▸ **Dataset entries**
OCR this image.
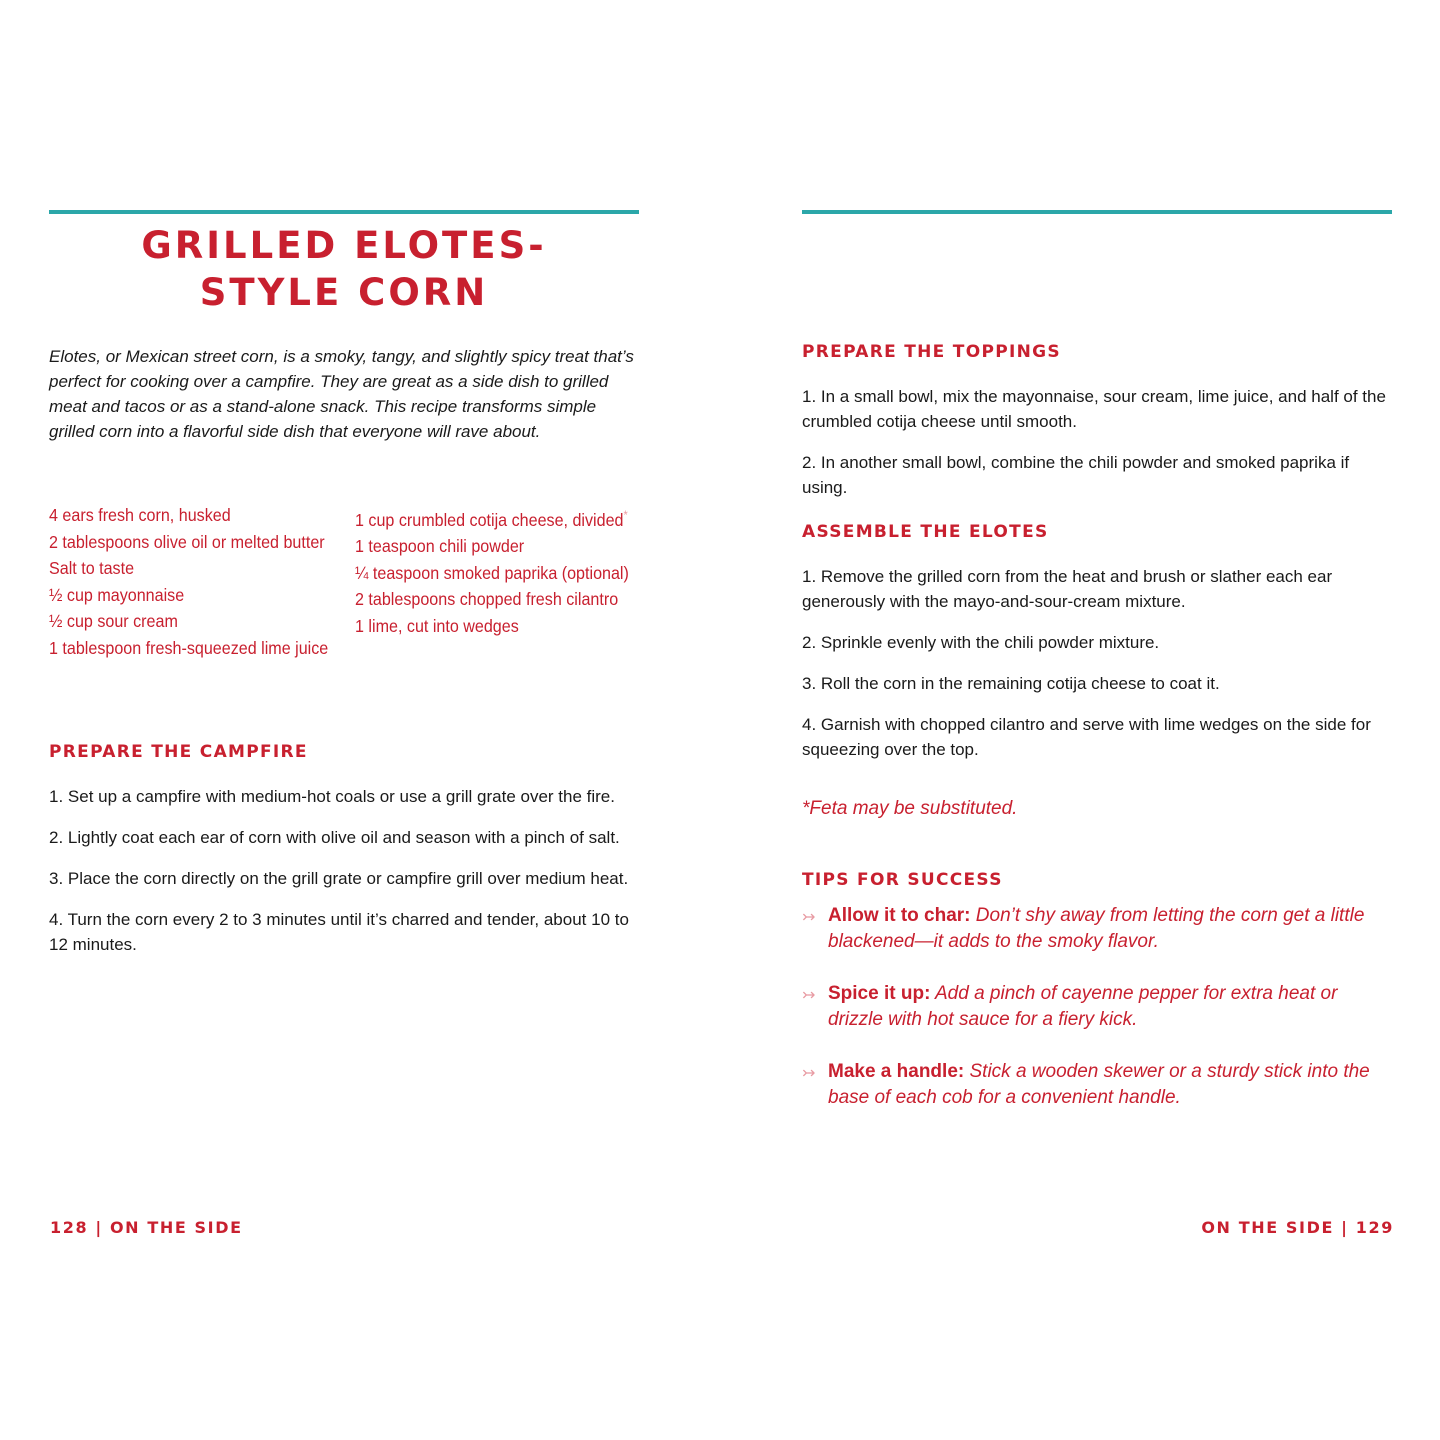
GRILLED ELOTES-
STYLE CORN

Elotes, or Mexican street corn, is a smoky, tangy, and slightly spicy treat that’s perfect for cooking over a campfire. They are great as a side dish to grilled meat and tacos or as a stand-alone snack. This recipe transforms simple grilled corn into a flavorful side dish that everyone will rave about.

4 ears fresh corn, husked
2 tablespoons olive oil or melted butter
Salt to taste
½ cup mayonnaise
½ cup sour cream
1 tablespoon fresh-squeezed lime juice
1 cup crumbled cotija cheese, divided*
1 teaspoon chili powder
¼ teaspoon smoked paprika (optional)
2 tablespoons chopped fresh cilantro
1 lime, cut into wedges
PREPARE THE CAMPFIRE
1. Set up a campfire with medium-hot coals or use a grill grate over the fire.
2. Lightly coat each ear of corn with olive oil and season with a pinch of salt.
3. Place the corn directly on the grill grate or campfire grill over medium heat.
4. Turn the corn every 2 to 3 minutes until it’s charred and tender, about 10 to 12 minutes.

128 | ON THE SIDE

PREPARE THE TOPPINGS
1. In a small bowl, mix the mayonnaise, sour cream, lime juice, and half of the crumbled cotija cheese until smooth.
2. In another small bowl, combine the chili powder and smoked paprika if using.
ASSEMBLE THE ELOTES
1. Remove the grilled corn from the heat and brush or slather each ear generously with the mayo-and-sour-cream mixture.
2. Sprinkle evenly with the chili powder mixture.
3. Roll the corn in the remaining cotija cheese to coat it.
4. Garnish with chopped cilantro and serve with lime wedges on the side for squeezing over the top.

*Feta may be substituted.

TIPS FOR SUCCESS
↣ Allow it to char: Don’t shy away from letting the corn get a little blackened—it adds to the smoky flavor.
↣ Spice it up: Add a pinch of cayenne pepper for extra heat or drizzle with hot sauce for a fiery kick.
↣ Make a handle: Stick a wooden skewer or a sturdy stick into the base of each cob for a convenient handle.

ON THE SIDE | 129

* * *

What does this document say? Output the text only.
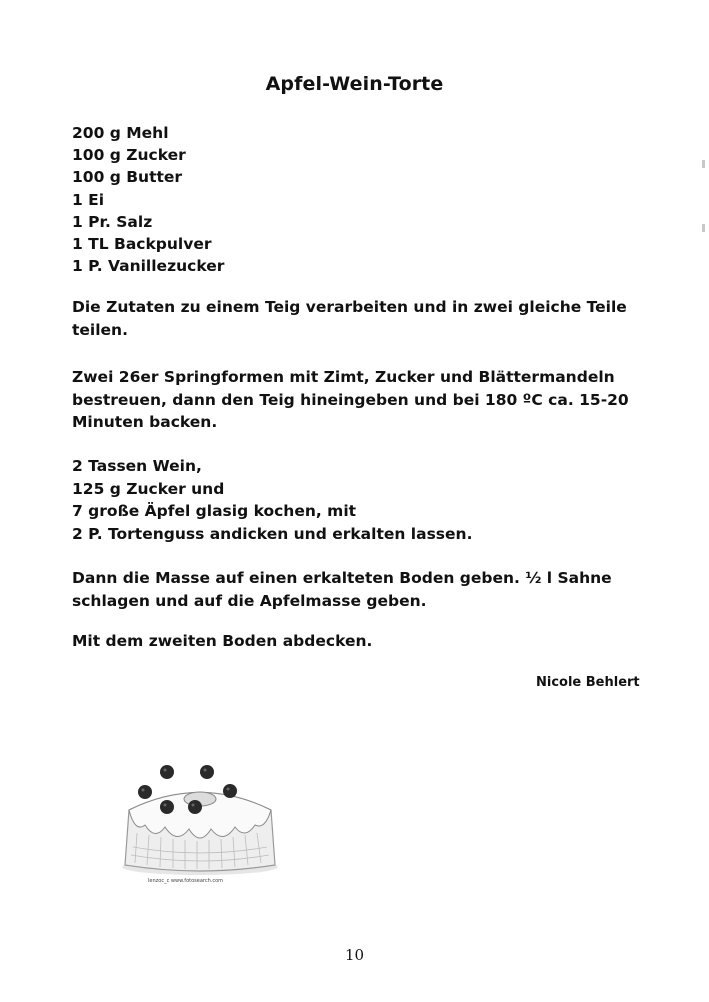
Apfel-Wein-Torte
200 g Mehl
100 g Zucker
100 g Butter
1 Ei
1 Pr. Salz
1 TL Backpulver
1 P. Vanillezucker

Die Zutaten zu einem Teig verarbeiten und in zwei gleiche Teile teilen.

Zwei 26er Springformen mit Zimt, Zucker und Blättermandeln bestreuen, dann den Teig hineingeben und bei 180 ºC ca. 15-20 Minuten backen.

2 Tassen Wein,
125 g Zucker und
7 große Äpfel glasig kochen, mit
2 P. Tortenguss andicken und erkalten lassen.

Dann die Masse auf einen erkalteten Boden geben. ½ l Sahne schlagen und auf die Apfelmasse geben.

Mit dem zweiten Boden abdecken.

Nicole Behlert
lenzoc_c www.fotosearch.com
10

▸ **Exercise prompt**
Copy out each line of the material that holds the word "cilantro".

▸ **Answer to this problem**
2 tablespoons chopped fresh cilantro
4. Garnish with chopped cilantro and serve with lime wedges on the side for squeezing over the top.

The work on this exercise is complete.